*PROBLEM STATEMENT*
Filter the listing and keep only the lines with the word "color".

Items listed in a dataset:
##############################

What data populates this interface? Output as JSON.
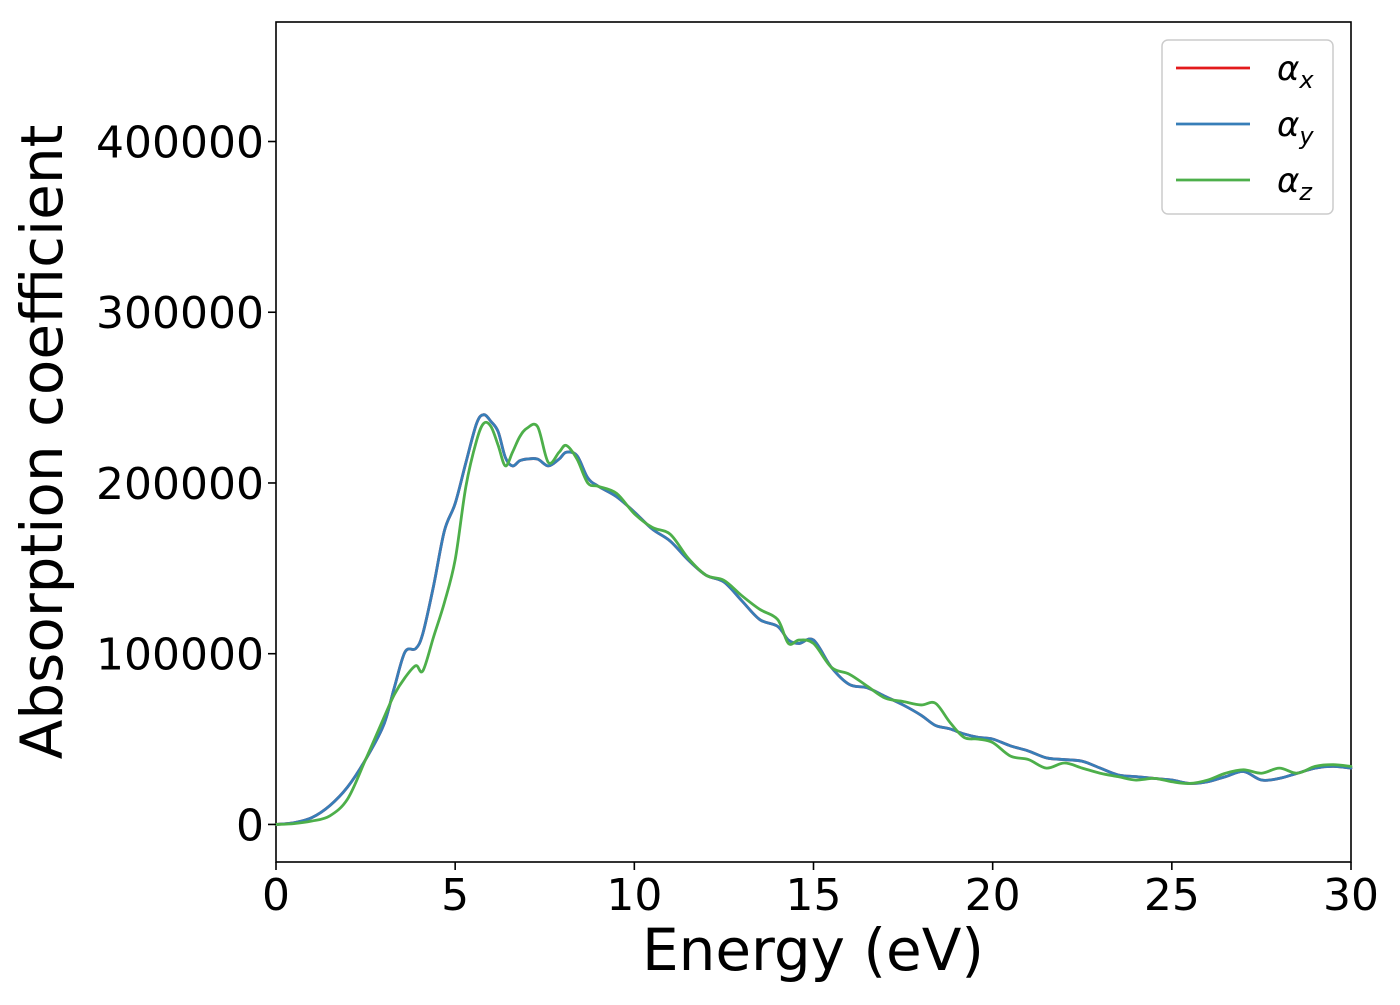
{
  "chart_data": {
    "type": "line",
    "title": "",
    "xlabel": "Energy (eV)",
    "ylabel": "Absorption coefficient",
    "xlim": [
      0,
      30
    ],
    "ylim": [
      -22000,
      470000
    ],
    "x_ticks": [
      0,
      5,
      10,
      15,
      20,
      25,
      30
    ],
    "x_tick_labels": [
      "0",
      "5",
      "10",
      "15",
      "20",
      "25",
      "30"
    ],
    "y_ticks": [
      0,
      100000,
      200000,
      300000,
      400000
    ],
    "y_tick_labels": [
      "0",
      "100000",
      "200000",
      "300000",
      "400000"
    ],
    "grid": false,
    "legend_position": "upper-right",
    "x": [
      0,
      0.5,
      1,
      1.5,
      2,
      2.5,
      3,
      3.3,
      3.6,
      3.9,
      4.1,
      4.4,
      4.7,
      5,
      5.3,
      5.6,
      5.8,
      6.0,
      6.2,
      6.4,
      6.6,
      6.8,
      7.0,
      7.3,
      7.6,
      7.9,
      8.1,
      8.4,
      8.7,
      9,
      9.5,
      10,
      10.5,
      11,
      11.5,
      12,
      12.5,
      13,
      13.5,
      14,
      14.3,
      14.6,
      15,
      15.5,
      16,
      16.5,
      17,
      17.5,
      18,
      18.4,
      18.8,
      19.2,
      19.6,
      20,
      20.5,
      21,
      21.5,
      22,
      22.5,
      23,
      23.5,
      24,
      24.5,
      25,
      25.5,
      26,
      26.5,
      27,
      27.5,
      28,
      28.5,
      29,
      29.5,
      30
    ],
    "series": [
      {
        "name": "α_x",
        "label_base": "α",
        "label_sub": "x",
        "color": "#e31a1c",
        "values": [
          0,
          1000,
          4000,
          11000,
          22000,
          38000,
          58000,
          80000,
          101000,
          103000,
          112000,
          140000,
          172000,
          188000,
          212000,
          235000,
          240000,
          236000,
          230000,
          215000,
          210000,
          213000,
          214000,
          214000,
          210000,
          214000,
          218000,
          216000,
          203000,
          198000,
          192000,
          183000,
          173000,
          166000,
          155000,
          146000,
          142000,
          131000,
          120000,
          116000,
          108000,
          106000,
          108000,
          92000,
          82000,
          80000,
          75000,
          70000,
          64000,
          58000,
          56000,
          53000,
          51000,
          50000,
          46000,
          43000,
          39000,
          38000,
          37000,
          33000,
          29000,
          28000,
          27000,
          26000,
          24000,
          25000,
          28000,
          31000,
          26000,
          27000,
          30000,
          33000,
          34000,
          33000
        ]
      },
      {
        "name": "α_y",
        "label_base": "α",
        "label_sub": "y",
        "color": "#377eb8",
        "values": [
          0,
          1000,
          4000,
          11000,
          22000,
          38000,
          58000,
          80000,
          101000,
          103000,
          112000,
          140000,
          172000,
          188000,
          212000,
          235000,
          240000,
          236000,
          230000,
          215000,
          210000,
          213000,
          214000,
          214000,
          210000,
          214000,
          218000,
          216000,
          203000,
          198000,
          192000,
          183000,
          173000,
          166000,
          155000,
          146000,
          142000,
          131000,
          120000,
          116000,
          108000,
          106000,
          108000,
          92000,
          82000,
          80000,
          75000,
          70000,
          64000,
          58000,
          56000,
          53000,
          51000,
          50000,
          46000,
          43000,
          39000,
          38000,
          37000,
          33000,
          29000,
          28000,
          27000,
          26000,
          24000,
          25000,
          28000,
          31000,
          26000,
          27000,
          30000,
          33000,
          34000,
          33000
        ]
      },
      {
        "name": "α_z",
        "label_base": "α",
        "label_sub": "z",
        "color": "#4daf4a",
        "values": [
          0,
          500,
          2000,
          5000,
          15000,
          38000,
          62000,
          76000,
          86000,
          93000,
          90000,
          110000,
          130000,
          155000,
          198000,
          225000,
          235000,
          233000,
          222000,
          210000,
          218000,
          227000,
          232000,
          233000,
          212000,
          218000,
          222000,
          214000,
          200000,
          198000,
          194000,
          182000,
          174000,
          170000,
          156000,
          146000,
          143000,
          134000,
          126000,
          120000,
          106000,
          108000,
          106000,
          92000,
          88000,
          81000,
          74000,
          72000,
          70000,
          71000,
          60000,
          51000,
          50000,
          48000,
          40000,
          38000,
          33000,
          36000,
          33000,
          30000,
          28000,
          26000,
          27000,
          25000,
          24000,
          26000,
          30000,
          32000,
          30000,
          33000,
          30000,
          34000,
          35000,
          34000
        ]
      }
    ]
  }
}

##############################

*THE OUTPUT*
        "color": "#e31a1c",
        "color": "#377eb8",
        "color": "#4daf4a",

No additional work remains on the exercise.